### THE EXERCISE
All entries are to be given again verbatim.

---------- DATA FOR PROCESSING ----------

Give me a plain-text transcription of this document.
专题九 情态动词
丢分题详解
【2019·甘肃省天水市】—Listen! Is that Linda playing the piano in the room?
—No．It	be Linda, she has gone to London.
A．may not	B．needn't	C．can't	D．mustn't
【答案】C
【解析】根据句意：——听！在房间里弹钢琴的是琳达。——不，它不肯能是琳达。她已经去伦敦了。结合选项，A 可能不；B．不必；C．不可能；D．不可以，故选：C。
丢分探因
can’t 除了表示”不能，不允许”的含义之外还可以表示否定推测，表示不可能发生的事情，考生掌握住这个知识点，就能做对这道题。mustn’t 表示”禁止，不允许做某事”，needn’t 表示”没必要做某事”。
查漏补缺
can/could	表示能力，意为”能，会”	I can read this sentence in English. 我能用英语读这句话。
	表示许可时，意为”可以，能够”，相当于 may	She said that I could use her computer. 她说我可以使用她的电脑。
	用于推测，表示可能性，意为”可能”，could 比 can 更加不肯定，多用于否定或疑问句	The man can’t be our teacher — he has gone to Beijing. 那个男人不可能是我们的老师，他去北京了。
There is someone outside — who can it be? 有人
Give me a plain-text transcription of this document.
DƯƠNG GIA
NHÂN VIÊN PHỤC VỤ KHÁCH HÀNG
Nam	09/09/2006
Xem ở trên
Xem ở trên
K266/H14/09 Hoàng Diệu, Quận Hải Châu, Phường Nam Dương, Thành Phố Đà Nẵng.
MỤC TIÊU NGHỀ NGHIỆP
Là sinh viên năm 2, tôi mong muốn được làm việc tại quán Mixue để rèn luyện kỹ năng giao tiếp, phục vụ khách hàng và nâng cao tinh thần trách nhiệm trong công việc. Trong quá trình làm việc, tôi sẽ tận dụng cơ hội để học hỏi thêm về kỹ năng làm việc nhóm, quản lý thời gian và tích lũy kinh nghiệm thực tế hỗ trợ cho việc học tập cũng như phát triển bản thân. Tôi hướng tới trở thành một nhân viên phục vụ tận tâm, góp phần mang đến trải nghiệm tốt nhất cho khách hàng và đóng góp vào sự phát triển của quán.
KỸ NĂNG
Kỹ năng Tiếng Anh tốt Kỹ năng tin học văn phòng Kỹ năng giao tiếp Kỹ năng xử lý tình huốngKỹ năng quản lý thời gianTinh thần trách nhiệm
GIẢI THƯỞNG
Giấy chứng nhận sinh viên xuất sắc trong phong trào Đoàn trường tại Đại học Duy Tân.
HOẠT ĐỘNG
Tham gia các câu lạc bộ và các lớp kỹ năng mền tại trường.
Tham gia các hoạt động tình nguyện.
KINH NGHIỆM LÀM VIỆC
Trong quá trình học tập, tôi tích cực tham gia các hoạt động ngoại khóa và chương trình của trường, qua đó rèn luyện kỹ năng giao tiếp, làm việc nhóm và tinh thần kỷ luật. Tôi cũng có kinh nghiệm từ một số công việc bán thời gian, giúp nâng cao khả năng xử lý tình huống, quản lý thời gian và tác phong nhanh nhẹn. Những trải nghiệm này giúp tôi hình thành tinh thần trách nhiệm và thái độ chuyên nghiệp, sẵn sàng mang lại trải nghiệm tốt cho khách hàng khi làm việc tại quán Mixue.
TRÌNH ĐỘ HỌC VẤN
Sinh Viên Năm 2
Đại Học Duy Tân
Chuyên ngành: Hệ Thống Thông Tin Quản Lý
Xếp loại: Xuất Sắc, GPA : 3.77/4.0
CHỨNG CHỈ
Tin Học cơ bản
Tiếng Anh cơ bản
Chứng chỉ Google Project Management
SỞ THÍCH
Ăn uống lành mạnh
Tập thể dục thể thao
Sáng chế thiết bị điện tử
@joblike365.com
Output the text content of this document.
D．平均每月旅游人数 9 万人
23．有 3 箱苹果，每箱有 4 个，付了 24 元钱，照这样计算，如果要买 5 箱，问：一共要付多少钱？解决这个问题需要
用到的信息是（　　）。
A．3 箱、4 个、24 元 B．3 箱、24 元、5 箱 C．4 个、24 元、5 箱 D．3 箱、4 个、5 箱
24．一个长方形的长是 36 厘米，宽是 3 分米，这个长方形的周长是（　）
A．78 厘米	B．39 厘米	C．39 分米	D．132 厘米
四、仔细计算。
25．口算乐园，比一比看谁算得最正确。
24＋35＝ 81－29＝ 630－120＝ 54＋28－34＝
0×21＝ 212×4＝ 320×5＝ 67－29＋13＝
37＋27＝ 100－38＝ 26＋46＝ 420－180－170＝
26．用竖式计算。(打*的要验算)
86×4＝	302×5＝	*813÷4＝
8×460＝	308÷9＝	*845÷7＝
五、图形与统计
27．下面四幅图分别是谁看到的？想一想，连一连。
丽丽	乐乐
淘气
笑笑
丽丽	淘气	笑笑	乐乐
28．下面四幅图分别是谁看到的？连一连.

----------

### WORKED ANSWER
Give me a plain-text transcription of this document.
专题九 情态动词
丢分题详解
【2019·甘肃省天水市】—Listen! Is that Linda playing the piano in the room?
—No．It	be Linda, she has gone to London.
A．may not	B．needn't	C．can't	D．mustn't
【答案】C
【解析】根据句意：——听！在房间里弹钢琴的是琳达。——不，它不肯能是琳达。她已经去伦敦了。结合选项，A 可能不；B．不必；C．不可能；D．不可以，故选：C。
丢分探因
can’t 除了表示”不能，不允许”的含义之外还可以表示否定推测，表示不可能发生的事情，考生掌握住这个知识点，就能做对这道题。mustn’t 表示”禁止，不允许做某事”，needn’t 表示”没必要做某事”。
查漏补缺
can/could	表示能力，意为”能，会”	I can read this sentence in English. 我能用英语读这句话。
	表示许可时，意为”可以，能够”，相当于 may	She said that I could use her computer. 她说我可以使用她的电脑。
	用于推测，表示可能性，意为”可能”，could 比 can 更加不肯定，多用于否定或疑问句	The man can’t be our teacher — he has gone to Beijing. 那个男人不可能是我们的老师，他去北京了。
There is someone outside — who can it be? 有人
Give me a plain-text transcription of this document.
DƯƠNG GIA
NHÂN VIÊN PHỤC VỤ KHÁCH HÀNG
Nam	09/09/2006
Xem ở trên
Xem ở trên
K266/H14/09 Hoàng Diệu, Quận Hải Châu, Phường Nam Dương, Thành Phố Đà Nẵng.
MỤC TIÊU NGHỀ NGHIỆP
Là sinh viên năm 2, tôi mong muốn được làm việc tại quán Mixue để rèn luyện kỹ năng giao tiếp, phục vụ khách hàng và nâng cao tinh thần trách nhiệm trong công việc. Trong quá trình làm việc, tôi sẽ tận dụng cơ hội để học hỏi thêm về kỹ năng làm việc nhóm, quản lý thời gian và tích lũy kinh nghiệm thực tế hỗ trợ cho việc học tập cũng như phát triển bản thân. Tôi hướng tới trở thành một nhân viên phục vụ tận tâm, góp phần mang đến trải nghiệm tốt nhất cho khách hàng và đóng góp vào sự phát triển của quán.
KỸ NĂNG
Kỹ năng Tiếng Anh tốt Kỹ năng tin học văn phòng Kỹ năng giao tiếp Kỹ năng xử lý tình huốngKỹ năng quản lý thời gianTinh thần trách nhiệm
GIẢI THƯỞNG
Giấy chứng nhận sinh viên xuất sắc trong phong trào Đoàn trường tại Đại học Duy Tân.
HOẠT ĐỘNG
Tham gia các câu lạc bộ và các lớp kỹ năng mền tại trường.
Tham gia các hoạt động tình nguyện.
KINH NGHIỆM LÀM VIỆC
Trong quá trình học tập, tôi tích cực tham gia các hoạt động ngoại khóa và chương trình của trường, qua đó rèn luyện kỹ năng giao tiếp, làm việc nhóm và tinh thần kỷ luật. Tôi cũng có kinh nghiệm từ một số công việc bán thời gian, giúp nâng cao khả năng xử lý tình huống, quản lý thời gian và tác phong nhanh nhẹn. Những trải nghiệm này giúp tôi hình thành tinh thần trách nhiệm và thái độ chuyên nghiệp, sẵn sàng mang lại trải nghiệm tốt cho khách hàng khi làm việc tại quán Mixue.
TRÌNH ĐỘ HỌC VẤN
Sinh Viên Năm 2
Đại Học Duy Tân
Chuyên ngành: Hệ Thống Thông Tin Quản Lý
Xếp loại: Xuất Sắc, GPA : 3.77/4.0
CHỨNG CHỈ
Tin Học cơ bản
Tiếng Anh cơ bản
Chứng chỉ Google Project Management
SỞ THÍCH
Ăn uống lành mạnh
Tập thể dục thể thao
Sáng chế thiết bị điện tử
@joblike365.com
Output the text content of this document.
D．平均每月旅游人数 9 万人
23．有 3 箱苹果，每箱有 4 个，付了 24 元钱，照这样计算，如果要买 5 箱，问：一共要付多少钱？解决这个问题需要
用到的信息是（　　）。
A．3 箱、4 个、24 元 B．3 箱、24 元、5 箱 C．4 个、24 元、5 箱 D．3 箱、4 个、5 箱
24．一个长方形的长是 36 厘米，宽是 3 分米，这个长方形的周长是（　）
A．78 厘米	B．39 厘米	C．39 分米	D．132 厘米
四、仔细计算。
25．口算乐园，比一比看谁算得最正确。
24＋35＝ 81－29＝ 630－120＝ 54＋28－34＝
0×21＝ 212×4＝ 320×5＝ 67－29＋13＝
37＋27＝ 100－38＝ 26＋46＝ 420－180－170＝
26．用竖式计算。(打*的要验算)
86×4＝	302×5＝	*813÷4＝
8×460＝	308÷9＝	*845÷7＝
五、图形与统计
27．下面四幅图分别是谁看到的？想一想，连一连。
丽丽	乐乐
淘气
笑笑
丽丽	淘气	笑笑	乐乐
28．下面四幅图分别是谁看到的？连一连.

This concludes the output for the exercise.